Show every line where "from" occurs.

═══ DATA FOR PROCESSING

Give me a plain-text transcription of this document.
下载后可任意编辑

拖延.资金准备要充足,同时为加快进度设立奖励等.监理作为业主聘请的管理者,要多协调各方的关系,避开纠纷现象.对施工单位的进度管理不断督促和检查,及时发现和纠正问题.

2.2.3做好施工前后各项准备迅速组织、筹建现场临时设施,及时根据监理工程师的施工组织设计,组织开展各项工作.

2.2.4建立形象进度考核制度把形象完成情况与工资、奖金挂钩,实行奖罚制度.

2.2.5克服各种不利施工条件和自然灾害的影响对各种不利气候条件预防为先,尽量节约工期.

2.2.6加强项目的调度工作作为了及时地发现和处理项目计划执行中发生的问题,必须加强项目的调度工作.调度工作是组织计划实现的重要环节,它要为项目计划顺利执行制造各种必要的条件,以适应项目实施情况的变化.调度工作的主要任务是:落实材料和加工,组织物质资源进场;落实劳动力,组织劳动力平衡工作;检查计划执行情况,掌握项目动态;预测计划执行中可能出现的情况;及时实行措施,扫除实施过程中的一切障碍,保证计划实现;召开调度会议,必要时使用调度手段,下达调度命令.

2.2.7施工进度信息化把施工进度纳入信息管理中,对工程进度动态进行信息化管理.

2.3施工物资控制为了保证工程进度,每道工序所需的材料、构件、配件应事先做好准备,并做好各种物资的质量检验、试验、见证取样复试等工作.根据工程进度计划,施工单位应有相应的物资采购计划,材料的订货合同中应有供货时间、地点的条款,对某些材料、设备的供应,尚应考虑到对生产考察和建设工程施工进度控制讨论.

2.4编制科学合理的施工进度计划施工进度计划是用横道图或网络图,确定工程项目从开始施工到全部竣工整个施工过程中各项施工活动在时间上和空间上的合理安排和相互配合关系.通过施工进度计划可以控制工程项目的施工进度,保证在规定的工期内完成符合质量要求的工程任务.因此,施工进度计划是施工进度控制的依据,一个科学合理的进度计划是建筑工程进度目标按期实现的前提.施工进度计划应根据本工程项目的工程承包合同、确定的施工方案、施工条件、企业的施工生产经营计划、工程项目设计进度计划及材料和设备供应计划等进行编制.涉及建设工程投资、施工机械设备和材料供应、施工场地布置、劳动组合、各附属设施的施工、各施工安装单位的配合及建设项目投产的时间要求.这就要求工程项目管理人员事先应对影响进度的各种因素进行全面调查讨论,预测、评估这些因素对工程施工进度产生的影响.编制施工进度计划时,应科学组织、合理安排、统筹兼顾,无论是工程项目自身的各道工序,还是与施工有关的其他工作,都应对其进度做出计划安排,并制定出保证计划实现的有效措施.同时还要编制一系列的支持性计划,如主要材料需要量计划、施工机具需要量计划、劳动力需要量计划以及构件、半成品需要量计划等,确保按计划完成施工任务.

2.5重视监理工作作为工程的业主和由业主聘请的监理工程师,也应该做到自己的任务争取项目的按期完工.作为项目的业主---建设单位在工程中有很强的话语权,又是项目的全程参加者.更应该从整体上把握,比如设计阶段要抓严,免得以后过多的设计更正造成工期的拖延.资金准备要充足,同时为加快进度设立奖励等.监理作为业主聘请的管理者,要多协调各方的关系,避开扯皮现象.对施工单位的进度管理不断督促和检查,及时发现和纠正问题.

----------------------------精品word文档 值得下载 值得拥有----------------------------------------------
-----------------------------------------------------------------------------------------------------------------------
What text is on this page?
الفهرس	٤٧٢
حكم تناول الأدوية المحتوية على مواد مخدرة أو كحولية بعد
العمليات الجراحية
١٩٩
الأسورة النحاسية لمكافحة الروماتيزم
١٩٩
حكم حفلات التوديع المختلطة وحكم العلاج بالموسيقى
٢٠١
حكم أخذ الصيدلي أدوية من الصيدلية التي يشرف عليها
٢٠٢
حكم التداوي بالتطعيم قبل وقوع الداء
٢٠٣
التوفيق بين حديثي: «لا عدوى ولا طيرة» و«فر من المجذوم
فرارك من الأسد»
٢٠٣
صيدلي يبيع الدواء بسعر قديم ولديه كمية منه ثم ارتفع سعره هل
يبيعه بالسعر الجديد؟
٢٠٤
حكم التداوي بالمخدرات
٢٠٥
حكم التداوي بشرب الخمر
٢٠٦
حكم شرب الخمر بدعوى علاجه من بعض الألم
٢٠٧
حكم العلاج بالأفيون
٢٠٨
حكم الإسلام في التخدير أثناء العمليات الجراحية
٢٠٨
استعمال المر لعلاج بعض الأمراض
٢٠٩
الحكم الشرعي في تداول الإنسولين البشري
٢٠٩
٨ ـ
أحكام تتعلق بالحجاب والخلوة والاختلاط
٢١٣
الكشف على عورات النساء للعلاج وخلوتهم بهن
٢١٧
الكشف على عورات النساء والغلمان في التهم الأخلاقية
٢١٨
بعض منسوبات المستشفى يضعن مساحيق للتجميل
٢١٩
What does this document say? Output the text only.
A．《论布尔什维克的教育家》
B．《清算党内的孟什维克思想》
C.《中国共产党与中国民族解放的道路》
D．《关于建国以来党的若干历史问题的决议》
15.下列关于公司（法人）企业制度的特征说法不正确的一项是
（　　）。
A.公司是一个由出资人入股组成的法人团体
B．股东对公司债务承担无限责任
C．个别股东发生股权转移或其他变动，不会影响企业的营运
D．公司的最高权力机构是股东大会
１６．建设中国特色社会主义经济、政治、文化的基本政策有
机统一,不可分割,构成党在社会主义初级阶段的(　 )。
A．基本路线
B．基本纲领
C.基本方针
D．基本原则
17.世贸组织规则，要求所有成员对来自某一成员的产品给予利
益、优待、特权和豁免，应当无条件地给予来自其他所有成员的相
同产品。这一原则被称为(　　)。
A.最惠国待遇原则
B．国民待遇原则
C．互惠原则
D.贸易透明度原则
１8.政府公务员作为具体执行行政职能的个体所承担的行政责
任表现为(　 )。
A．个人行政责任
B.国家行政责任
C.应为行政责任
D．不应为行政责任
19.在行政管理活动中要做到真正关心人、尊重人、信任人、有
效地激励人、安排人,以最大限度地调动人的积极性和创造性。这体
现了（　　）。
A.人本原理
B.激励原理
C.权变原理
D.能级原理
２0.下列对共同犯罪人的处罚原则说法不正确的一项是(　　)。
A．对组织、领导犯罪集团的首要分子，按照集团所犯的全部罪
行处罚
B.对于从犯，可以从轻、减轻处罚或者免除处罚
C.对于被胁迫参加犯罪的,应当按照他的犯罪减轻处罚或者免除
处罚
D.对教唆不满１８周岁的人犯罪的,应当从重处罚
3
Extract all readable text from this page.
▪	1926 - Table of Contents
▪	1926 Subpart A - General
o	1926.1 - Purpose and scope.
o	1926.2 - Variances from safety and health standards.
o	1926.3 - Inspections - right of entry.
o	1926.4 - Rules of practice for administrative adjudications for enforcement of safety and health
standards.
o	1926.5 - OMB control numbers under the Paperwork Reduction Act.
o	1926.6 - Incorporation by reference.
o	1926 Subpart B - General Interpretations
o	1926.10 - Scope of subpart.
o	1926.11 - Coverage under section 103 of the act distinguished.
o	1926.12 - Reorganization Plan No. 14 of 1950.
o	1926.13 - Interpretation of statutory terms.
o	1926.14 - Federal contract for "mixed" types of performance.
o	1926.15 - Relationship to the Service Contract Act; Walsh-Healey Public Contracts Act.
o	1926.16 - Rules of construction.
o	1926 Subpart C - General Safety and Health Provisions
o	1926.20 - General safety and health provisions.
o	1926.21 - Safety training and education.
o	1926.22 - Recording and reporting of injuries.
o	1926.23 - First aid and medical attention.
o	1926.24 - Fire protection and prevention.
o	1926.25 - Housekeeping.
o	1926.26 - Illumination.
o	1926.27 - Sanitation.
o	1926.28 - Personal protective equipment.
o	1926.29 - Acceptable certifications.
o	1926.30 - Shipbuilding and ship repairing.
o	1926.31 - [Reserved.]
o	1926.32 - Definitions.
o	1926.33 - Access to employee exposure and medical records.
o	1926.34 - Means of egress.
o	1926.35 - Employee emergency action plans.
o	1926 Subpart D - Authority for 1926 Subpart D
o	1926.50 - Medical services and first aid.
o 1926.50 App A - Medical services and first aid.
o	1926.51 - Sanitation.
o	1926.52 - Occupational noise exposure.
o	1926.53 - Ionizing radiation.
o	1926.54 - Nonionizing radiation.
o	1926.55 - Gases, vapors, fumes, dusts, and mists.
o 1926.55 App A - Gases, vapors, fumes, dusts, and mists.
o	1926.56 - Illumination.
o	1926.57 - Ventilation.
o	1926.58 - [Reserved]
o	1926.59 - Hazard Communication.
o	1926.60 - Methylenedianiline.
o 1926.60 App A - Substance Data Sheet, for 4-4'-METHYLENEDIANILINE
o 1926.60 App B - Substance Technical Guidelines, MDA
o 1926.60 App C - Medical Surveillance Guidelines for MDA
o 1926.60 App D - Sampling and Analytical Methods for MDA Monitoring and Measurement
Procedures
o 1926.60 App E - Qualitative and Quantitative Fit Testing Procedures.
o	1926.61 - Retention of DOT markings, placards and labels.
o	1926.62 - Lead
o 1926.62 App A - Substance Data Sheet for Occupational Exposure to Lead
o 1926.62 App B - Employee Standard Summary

══════

* [ANSWER FOR THE TASK]:
Extract all readable text from this page.
o	1926.2 - Variances from safety and health standards.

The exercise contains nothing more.